(Stored records)
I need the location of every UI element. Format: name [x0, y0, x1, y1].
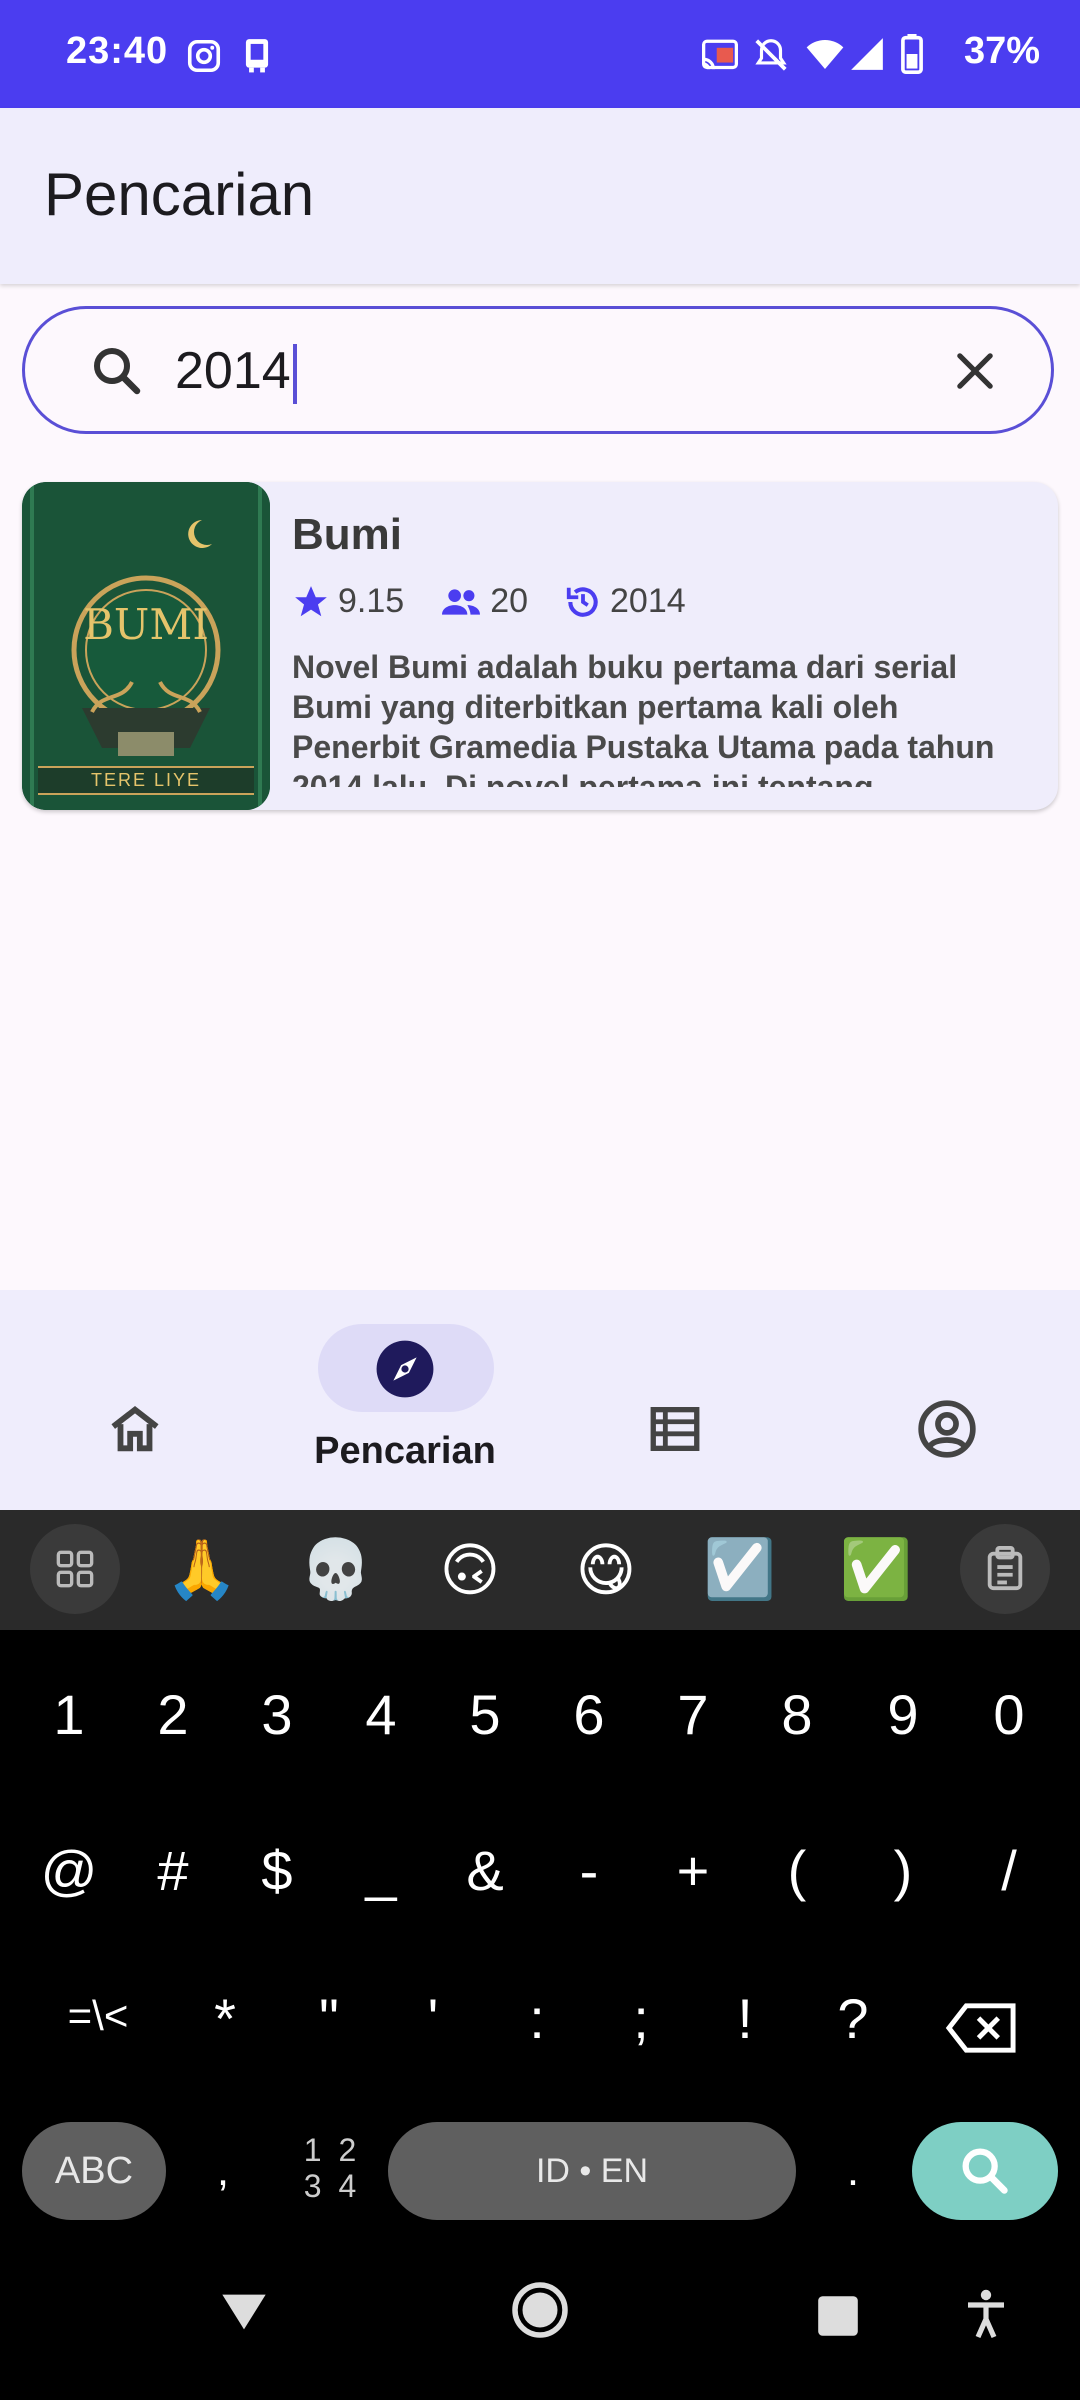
search-field[interactable]: 2014	[22, 306, 1054, 434]
key[interactable]: &	[440, 1838, 530, 1903]
search-action-key[interactable]	[912, 2122, 1058, 2220]
cover-title: BUMI	[83, 600, 209, 649]
book-title: Bumi	[292, 510, 402, 559]
recents-nav-icon[interactable]	[816, 2294, 860, 2343]
status-time: 23:40	[66, 30, 169, 72]
key[interactable]: #	[128, 1838, 218, 1903]
emoji-key[interactable]: 🙃	[430, 1536, 510, 1604]
key[interactable]: =\<	[48, 1992, 148, 2040]
period-key[interactable]: .	[808, 2146, 898, 2196]
bottom-navigation: Pencarian	[0, 1290, 1080, 1510]
history-icon	[566, 586, 598, 617]
device-icon	[238, 36, 276, 79]
page-title: Pencarian	[44, 161, 315, 228]
key[interactable]: -	[544, 1838, 634, 1903]
key[interactable]: ;	[596, 1986, 686, 2051]
signal-icon	[848, 34, 886, 79]
key[interactable]: /	[964, 1838, 1054, 1903]
key[interactable]: !	[700, 1986, 790, 2051]
soft-keyboard: 🙏 💀 🙃 😋 ☑️ ✅ 1 2 3 4 5 6 7 8 9 0 @ # $ _…	[0, 1510, 1080, 2400]
rating-value: 9.15	[338, 582, 405, 620]
backspace-key[interactable]	[944, 2000, 1018, 2061]
emoji-key[interactable]: 💀	[296, 1536, 376, 1604]
accessibility-icon[interactable]	[962, 2288, 1010, 2347]
readers-item: 20	[440, 582, 528, 621]
key[interactable]: +	[648, 1838, 738, 1903]
cover-author: TERE LIYE	[38, 766, 254, 795]
account-icon	[918, 1400, 976, 1458]
status-bar: 23:40 37%	[0, 0, 1080, 108]
numpad-key[interactable]: 1 2 3 4	[300, 2132, 364, 2204]
key[interactable]: 1	[24, 1682, 114, 1747]
text-cursor	[292, 344, 297, 405]
people-icon	[442, 588, 481, 615]
search-input[interactable]: 2014	[175, 341, 297, 405]
close-icon[interactable]	[949, 345, 1001, 402]
key[interactable]: 2	[128, 1682, 218, 1747]
home-nav-icon[interactable]	[510, 2280, 570, 2345]
nav-profile[interactable]	[810, 1290, 1080, 1510]
nav-search[interactable]	[270, 1290, 540, 1510]
emoji-key[interactable]: ✅	[836, 1536, 916, 1604]
key[interactable]: (	[752, 1838, 842, 1903]
key[interactable]: 7	[648, 1682, 738, 1747]
nav-active-label: Pencarian	[314, 1430, 496, 1472]
publish-year: 2014	[610, 582, 686, 620]
battery-percentage: 37%	[963, 30, 1040, 72]
battery-icon	[900, 34, 924, 79]
key[interactable]: 9	[858, 1682, 948, 1747]
book-result-card[interactable]: BUMI TERE LIYE Bumi 9.15 20 2014 Novel B…	[22, 482, 1058, 810]
key[interactable]: @	[24, 1838, 114, 1903]
book-meta: 9.15 20 2014	[292, 582, 722, 621]
key[interactable]: 4	[336, 1682, 426, 1747]
book-cover-image: BUMI TERE LIYE	[22, 482, 270, 810]
cast-icon	[700, 38, 740, 79]
search-input-value: 2014	[175, 342, 291, 400]
key[interactable]: 8	[752, 1682, 842, 1747]
key[interactable]: )	[858, 1838, 948, 1903]
clipboard-icon[interactable]	[960, 1524, 1050, 1614]
search-icon	[87, 341, 147, 406]
emoji-key[interactable]: ☑️	[700, 1536, 780, 1604]
key[interactable]: 6	[544, 1682, 634, 1747]
compass-icon	[376, 1340, 434, 1398]
back-nav-icon[interactable]	[218, 2290, 270, 2339]
key[interactable]: *	[180, 1986, 270, 2051]
key[interactable]: ?	[808, 1986, 898, 2051]
year-item: 2014	[564, 582, 686, 621]
key[interactable]: "	[284, 1986, 374, 2051]
key[interactable]: :	[492, 1986, 582, 2051]
apps-grid-icon[interactable]	[30, 1524, 120, 1614]
book-description: Novel Bumi adalah buku pertama dari seri…	[292, 649, 995, 787]
nav-home[interactable]	[0, 1290, 270, 1510]
key[interactable]: $	[232, 1838, 322, 1903]
key[interactable]: _	[336, 1838, 426, 1903]
instagram-icon	[186, 38, 222, 79]
key[interactable]: 3	[232, 1682, 322, 1747]
abc-key[interactable]: ABC	[22, 2122, 166, 2220]
rating-item: 9.15	[292, 582, 404, 621]
emoji-key[interactable]: 😋	[566, 1536, 646, 1604]
readers-count: 20	[490, 582, 529, 620]
key[interactable]: 5	[440, 1682, 530, 1747]
comma-key[interactable]: ,	[178, 2146, 268, 2196]
emoji-key[interactable]: 🙏	[162, 1536, 242, 1604]
key[interactable]: '	[388, 1986, 478, 2051]
app-bar: Pencarian	[0, 108, 1080, 284]
space-key[interactable]: ID • EN	[388, 2122, 796, 2220]
star-icon	[295, 585, 327, 616]
nav-list[interactable]	[540, 1290, 810, 1510]
mute-icon	[752, 36, 790, 79]
emoji-suggestion-row: 🙏 💀 🙃 😋 ☑️ ✅	[0, 1510, 1080, 1630]
wifi-icon	[804, 34, 846, 79]
key[interactable]: 0	[964, 1682, 1054, 1747]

_Your task_.
Find each line in the listing above that contains the string "Pencarian" and copy those lines.

_Answer in full_.
bottom-navigation: Pencarian	[0, 1290, 1080, 1510]
page-title: Pencarian	[44, 161, 315, 228]
nav-active-label: Pencarian	[314, 1430, 496, 1472]
app-bar: Pencarian	[0, 108, 1080, 284]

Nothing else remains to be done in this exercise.